Retype every entry in its entirety, without alteration.

***** PROVIDED MATERIAL

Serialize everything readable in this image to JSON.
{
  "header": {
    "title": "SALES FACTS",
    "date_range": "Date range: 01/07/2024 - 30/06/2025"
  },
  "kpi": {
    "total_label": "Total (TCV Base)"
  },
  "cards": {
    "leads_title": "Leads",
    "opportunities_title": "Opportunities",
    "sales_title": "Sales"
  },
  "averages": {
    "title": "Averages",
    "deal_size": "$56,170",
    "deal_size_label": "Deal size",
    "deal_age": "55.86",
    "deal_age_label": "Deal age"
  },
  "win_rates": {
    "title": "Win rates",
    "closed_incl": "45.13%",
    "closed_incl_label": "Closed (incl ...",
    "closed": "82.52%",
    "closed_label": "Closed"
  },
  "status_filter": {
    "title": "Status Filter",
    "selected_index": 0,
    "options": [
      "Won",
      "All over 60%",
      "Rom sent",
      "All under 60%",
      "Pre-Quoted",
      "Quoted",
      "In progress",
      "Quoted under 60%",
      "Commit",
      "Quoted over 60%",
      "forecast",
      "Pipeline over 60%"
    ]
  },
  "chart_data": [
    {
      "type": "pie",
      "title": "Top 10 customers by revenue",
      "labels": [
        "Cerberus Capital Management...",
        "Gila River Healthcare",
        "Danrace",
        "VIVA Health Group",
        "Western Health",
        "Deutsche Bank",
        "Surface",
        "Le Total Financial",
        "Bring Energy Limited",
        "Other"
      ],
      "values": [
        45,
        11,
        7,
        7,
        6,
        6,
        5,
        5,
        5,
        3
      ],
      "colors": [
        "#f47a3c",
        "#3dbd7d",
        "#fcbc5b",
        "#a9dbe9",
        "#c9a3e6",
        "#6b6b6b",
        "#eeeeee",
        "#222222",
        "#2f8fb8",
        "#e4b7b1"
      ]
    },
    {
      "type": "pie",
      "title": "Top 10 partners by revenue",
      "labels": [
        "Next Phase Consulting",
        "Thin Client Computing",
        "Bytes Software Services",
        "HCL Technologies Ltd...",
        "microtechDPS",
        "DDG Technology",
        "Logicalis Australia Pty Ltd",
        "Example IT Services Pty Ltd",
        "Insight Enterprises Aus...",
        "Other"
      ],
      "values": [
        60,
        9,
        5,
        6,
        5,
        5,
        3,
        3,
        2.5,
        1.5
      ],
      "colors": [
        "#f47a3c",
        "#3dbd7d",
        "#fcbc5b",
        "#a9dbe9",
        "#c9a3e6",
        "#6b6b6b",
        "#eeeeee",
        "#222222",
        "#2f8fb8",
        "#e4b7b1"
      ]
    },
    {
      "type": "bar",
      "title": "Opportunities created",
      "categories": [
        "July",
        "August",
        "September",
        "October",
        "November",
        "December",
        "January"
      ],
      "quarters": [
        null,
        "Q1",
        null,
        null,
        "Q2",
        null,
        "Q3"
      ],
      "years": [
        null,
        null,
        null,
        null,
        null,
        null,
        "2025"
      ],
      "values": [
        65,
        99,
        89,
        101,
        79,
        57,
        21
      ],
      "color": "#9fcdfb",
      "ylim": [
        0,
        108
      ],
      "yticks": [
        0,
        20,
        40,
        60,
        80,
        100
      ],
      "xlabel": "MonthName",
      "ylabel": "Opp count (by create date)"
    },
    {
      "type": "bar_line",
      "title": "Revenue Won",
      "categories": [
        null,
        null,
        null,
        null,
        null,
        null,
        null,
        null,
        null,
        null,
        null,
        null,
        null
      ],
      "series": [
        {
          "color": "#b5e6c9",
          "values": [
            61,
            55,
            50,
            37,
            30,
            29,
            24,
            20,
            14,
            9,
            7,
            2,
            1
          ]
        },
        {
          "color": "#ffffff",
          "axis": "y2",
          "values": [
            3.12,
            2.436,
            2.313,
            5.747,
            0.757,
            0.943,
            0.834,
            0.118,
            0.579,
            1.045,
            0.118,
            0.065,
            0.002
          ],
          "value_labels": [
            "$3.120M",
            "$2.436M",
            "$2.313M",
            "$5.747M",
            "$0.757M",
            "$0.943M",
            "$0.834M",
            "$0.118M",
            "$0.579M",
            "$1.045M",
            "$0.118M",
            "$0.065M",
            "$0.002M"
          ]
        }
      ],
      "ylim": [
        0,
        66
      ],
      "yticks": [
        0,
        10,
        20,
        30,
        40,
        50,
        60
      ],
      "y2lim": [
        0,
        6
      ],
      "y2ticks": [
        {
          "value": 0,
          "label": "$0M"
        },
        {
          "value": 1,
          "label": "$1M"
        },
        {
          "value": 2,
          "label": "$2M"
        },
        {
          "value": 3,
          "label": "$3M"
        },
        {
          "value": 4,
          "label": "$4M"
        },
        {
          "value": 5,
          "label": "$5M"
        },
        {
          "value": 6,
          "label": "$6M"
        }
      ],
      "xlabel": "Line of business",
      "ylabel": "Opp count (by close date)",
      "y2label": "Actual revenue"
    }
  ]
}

**********

• _THE COMPLETED TASK_
Serialize everything readable in this image to JSON.
{
  "header": {
    "title": "SALES FACTS",
    "date_range": "Date range: 01/07/2024 - 30/06/2025"
  },
  "kpi": {
    "total_label": "Total (TCV Base)"
  },
  "cards": {
    "leads_title": "Leads",
    "opportunities_title": "Opportunities",
    "sales_title": "Sales"
  },
  "averages": {
    "title": "Averages",
    "deal_size": "$56,170",
    "deal_size_label": "Deal size",
    "deal_age": "55.86",
    "deal_age_label": "Deal age"
  },
  "win_rates": {
    "title": "Win rates",
    "closed_incl": "45.13%",
    "closed_incl_label": "Closed (incl ...",
    "closed": "82.52%",
    "closed_label": "Closed"
  },
  "status_filter": {
    "title": "Status Filter",
    "selected_index": 0,
    "options": [
      "Won",
      "All over 60%",
      "Rom sent",
      "All under 60%",
      "Pre-Quoted",
      "Quoted",
      "In progress",
      "Quoted under 60%",
      "Commit",
      "Quoted over 60%",
      "forecast",
      "Pipeline over 60%"
    ]
  },
  "chart_data": [
    {
      "type": "pie",
      "title": "Top 10 customers by revenue",
      "labels": [
        "Cerberus Capital Management...",
        "Gila River Healthcare",
        "Danrace",
        "VIVA Health Group",
        "Western Health",
        "Deutsche Bank",
        "Surface",
        "Le Total Financial",
        "Bring Energy Limited",
        "Other"
      ],
      "values": [
        45,
        11,
        7,
        7,
        6,
        6,
        5,
        5,
        5,
        3
      ],
      "colors": [
        "#f47a3c",
        "#3dbd7d",
        "#fcbc5b",
        "#a9dbe9",
        "#c9a3e6",
        "#6b6b6b",
        "#eeeeee",
        "#222222",
        "#2f8fb8",
        "#e4b7b1"
      ]
    },
    {
      "type": "pie",
      "title": "Top 10 partners by revenue",
      "labels": [
        "Next Phase Consulting",
        "Thin Client Computing",
        "Bytes Software Services",
        "HCL Technologies Ltd...",
        "microtechDPS",
        "DDG Technology",
        "Logicalis Australia Pty Ltd",
        "Example IT Services Pty Ltd",
        "Insight Enterprises Aus...",
        "Other"
      ],
      "values": [
        60,
        9,
        5,
        6,
        5,
        5,
        3,
        3,
        2.5,
        1.5
      ],
      "colors": [
        "#f47a3c",
        "#3dbd7d",
        "#fcbc5b",
        "#a9dbe9",
        "#c9a3e6",
        "#6b6b6b",
        "#eeeeee",
        "#222222",
        "#2f8fb8",
        "#e4b7b1"
      ]
    },
    {
      "type": "bar",
      "title": "Opportunities created",
      "categories": [
        "July",
        "August",
        "September",
        "October",
        "November",
        "December",
        "January"
      ],
      "quarters": [
        null,
        "Q1",
        null,
        null,
        "Q2",
        null,
        "Q3"
      ],
      "years": [
        null,
        null,
        null,
        null,
        null,
        null,
        "2025"
      ],
      "values": [
        65,
        99,
        89,
        101,
        79,
        57,
        21
      ],
      "color": "#9fcdfb",
      "ylim": [
        0,
        108
      ],
      "yticks": [
        0,
        20,
        40,
        60,
        80,
        100
      ],
      "xlabel": "MonthName",
      "ylabel": "Opp count (by create date)"
    },
    {
      "type": "bar_line",
      "title": "Revenue Won",
      "categories": [
        null,
        null,
        null,
        null,
        null,
        null,
        null,
        null,
        null,
        null,
        null,
        null,
        null
      ],
      "series": [
        {
          "color": "#b5e6c9",
          "values": [
            61,
            55,
            50,
            37,
            30,
            29,
            24,
            20,
            14,
            9,
            7,
            2,
            1
          ]
        },
        {
          "color": "#ffffff",
          "axis": "y2",
          "values": [
            3.12,
            2.436,
            2.313,
            5.747,
            0.757,
            0.943,
            0.834,
            0.118,
            0.579,
            1.045,
            0.118,
            0.065,
            0.002
          ],
          "value_labels": [
            "$3.120M",
            "$2.436M",
            "$2.313M",
            "$5.747M",
            "$0.757M",
            "$0.943M",
            "$0.834M",
            "$0.118M",
            "$0.579M",
            "$1.045M",
            "$0.118M",
            "$0.065M",
            "$0.002M"
          ]
        }
      ],
      "ylim": [
        0,
        66
      ],
      "yticks": [
        0,
        10,
        20,
        30,
        40,
        50,
        60
      ],
      "y2lim": [
        0,
        6
      ],
      "y2ticks": [
        {
          "value": 0,
          "label": "$0M"
        },
        {
          "value": 1,
          "label": "$1M"
        },
        {
          "value": 2,
          "label": "$2M"
        },
        {
          "value": 3,
          "label": "$3M"
        },
        {
          "value": 4,
          "label": "$4M"
        },
        {
          "value": 5,
          "label": "$5M"
        },
        {
          "value": 6,
          "label": "$6M"
        }
      ],
      "xlabel": "Line of business",
      "ylabel": "Opp count (by close date)",
      "y2label": "Actual revenue"
    }
  ]
}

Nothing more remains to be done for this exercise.